- **DIRECTIVE**
Which lines include the word "Intensity"? Copy each of them.

>> Start EXERCISE DATA

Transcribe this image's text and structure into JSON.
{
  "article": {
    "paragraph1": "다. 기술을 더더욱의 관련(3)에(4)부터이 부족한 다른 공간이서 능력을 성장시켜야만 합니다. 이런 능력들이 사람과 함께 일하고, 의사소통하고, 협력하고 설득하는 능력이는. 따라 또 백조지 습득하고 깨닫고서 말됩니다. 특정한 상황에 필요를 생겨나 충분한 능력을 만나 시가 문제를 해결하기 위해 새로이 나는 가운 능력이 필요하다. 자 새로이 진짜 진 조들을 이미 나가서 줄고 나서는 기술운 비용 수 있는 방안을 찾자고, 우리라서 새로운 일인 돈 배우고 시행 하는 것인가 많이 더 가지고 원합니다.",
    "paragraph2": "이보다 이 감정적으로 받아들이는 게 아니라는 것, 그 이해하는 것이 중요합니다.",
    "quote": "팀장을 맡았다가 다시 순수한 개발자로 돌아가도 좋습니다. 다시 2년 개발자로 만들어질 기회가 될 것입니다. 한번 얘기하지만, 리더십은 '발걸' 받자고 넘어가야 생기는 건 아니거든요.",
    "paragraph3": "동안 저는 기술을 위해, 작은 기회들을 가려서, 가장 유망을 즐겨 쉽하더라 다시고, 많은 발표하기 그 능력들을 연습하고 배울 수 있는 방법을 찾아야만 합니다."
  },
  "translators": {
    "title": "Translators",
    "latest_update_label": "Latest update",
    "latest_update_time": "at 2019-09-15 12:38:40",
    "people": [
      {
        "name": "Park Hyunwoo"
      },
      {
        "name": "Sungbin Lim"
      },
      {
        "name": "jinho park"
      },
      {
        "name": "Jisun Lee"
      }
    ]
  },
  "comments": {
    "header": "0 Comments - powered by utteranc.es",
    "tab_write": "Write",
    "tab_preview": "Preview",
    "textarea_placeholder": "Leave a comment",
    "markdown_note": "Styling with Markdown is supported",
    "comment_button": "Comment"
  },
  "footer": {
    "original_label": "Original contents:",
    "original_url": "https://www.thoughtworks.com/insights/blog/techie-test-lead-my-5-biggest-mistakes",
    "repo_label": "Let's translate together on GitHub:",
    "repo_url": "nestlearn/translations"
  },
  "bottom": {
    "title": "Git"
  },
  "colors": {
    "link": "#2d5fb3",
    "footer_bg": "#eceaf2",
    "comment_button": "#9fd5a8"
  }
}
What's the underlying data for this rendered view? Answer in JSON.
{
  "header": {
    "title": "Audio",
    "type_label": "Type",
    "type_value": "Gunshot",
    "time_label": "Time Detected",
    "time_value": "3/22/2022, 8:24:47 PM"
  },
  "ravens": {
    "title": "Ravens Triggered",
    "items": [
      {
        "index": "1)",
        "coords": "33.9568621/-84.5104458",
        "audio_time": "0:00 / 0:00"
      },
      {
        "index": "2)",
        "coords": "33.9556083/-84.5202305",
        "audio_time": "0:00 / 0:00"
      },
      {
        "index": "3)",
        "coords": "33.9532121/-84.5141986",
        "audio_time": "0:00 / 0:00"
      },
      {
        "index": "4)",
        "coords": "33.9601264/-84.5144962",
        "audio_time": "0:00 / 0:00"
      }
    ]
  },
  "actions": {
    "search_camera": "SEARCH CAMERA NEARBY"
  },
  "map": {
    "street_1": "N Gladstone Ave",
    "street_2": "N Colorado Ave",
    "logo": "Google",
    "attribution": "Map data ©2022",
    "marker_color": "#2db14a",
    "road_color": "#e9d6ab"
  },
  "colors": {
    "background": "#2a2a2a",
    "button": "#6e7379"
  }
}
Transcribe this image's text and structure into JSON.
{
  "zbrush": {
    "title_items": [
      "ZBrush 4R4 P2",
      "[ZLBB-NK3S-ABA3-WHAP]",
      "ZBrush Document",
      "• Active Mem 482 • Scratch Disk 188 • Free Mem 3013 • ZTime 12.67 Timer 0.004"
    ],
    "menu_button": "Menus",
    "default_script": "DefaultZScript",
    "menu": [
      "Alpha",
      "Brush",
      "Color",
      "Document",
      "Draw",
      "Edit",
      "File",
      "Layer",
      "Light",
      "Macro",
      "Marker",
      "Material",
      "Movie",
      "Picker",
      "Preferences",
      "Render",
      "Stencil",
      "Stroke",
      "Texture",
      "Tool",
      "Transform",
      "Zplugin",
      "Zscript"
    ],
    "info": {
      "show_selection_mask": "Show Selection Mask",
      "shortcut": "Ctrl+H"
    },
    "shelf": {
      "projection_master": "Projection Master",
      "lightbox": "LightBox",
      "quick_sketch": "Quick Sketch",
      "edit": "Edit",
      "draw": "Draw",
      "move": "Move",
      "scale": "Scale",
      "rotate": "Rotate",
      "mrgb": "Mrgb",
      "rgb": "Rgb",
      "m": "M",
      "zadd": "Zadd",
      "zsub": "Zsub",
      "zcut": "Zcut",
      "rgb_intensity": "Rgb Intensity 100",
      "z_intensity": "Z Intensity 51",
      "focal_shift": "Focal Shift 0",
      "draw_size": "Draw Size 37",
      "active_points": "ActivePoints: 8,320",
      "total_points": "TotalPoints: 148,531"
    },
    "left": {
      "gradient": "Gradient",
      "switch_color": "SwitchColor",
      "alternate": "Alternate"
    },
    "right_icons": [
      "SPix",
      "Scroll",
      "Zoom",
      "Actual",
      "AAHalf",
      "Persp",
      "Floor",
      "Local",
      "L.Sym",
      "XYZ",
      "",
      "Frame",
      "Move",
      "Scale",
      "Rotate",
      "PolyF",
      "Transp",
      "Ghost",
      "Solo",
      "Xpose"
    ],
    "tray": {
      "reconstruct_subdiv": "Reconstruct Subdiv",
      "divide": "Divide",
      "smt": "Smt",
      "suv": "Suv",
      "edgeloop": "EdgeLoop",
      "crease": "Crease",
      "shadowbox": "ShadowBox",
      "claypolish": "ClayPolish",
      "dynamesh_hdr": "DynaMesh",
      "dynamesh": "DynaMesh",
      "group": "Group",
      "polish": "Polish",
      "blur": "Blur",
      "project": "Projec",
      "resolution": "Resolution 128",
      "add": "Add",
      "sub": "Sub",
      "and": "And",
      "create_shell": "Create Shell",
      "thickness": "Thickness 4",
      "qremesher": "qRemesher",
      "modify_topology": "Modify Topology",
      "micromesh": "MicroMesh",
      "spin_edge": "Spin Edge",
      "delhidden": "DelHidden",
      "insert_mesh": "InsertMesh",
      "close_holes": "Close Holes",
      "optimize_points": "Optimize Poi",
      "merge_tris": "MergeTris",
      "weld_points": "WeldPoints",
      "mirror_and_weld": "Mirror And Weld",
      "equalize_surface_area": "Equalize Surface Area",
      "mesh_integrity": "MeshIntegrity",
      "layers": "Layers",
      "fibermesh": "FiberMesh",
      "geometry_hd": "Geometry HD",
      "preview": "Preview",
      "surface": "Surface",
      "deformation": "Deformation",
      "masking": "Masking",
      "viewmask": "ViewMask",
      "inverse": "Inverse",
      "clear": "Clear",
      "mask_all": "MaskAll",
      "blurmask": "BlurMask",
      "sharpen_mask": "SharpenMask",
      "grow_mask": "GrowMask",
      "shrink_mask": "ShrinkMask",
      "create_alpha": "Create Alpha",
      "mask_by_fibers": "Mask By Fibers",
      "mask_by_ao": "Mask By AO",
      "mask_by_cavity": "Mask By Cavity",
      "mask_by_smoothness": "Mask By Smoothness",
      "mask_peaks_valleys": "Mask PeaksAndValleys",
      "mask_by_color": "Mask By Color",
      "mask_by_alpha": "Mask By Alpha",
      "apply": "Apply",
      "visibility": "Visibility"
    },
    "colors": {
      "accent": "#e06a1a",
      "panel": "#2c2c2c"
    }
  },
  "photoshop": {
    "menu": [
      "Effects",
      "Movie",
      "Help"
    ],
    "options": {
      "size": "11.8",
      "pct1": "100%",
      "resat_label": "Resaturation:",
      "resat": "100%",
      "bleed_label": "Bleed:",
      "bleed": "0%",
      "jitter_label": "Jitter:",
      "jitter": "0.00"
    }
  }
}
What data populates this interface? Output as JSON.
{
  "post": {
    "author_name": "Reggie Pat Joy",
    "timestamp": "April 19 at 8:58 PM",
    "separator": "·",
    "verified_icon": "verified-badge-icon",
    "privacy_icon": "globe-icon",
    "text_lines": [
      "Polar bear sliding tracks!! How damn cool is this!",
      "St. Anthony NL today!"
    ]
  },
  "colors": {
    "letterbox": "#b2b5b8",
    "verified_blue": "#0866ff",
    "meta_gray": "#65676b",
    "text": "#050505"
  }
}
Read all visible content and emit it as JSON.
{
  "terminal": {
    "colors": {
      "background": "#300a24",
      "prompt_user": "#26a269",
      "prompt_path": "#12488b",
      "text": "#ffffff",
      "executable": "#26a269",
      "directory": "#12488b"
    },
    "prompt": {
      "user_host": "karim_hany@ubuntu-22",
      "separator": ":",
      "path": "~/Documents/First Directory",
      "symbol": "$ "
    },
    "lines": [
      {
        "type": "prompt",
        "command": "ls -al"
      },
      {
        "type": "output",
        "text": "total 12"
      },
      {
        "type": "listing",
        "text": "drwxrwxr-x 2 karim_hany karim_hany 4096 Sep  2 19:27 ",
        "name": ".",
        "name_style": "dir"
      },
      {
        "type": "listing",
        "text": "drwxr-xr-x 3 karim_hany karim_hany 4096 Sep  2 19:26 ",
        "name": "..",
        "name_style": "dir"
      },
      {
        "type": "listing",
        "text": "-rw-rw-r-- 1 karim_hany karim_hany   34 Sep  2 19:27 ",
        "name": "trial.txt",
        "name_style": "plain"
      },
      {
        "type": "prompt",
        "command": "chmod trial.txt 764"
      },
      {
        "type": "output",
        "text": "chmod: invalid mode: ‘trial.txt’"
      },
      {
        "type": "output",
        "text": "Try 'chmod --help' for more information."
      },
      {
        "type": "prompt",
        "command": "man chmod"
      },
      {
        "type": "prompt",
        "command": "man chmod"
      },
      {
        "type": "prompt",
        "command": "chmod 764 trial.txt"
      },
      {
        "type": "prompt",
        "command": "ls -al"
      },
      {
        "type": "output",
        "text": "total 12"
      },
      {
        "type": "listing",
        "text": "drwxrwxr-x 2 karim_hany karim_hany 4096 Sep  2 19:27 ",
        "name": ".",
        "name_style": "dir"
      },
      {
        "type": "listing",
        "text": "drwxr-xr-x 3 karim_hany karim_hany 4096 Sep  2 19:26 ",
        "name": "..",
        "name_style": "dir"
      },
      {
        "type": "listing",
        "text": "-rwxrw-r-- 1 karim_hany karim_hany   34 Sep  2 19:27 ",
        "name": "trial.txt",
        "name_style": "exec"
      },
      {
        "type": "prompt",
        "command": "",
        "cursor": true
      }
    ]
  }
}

>> End EXERCISE DATA

- **TASK RESPONSE**
      "rgb_intensity": "Rgb Intensity 100",
      "z_intensity": "Z Intensity 51",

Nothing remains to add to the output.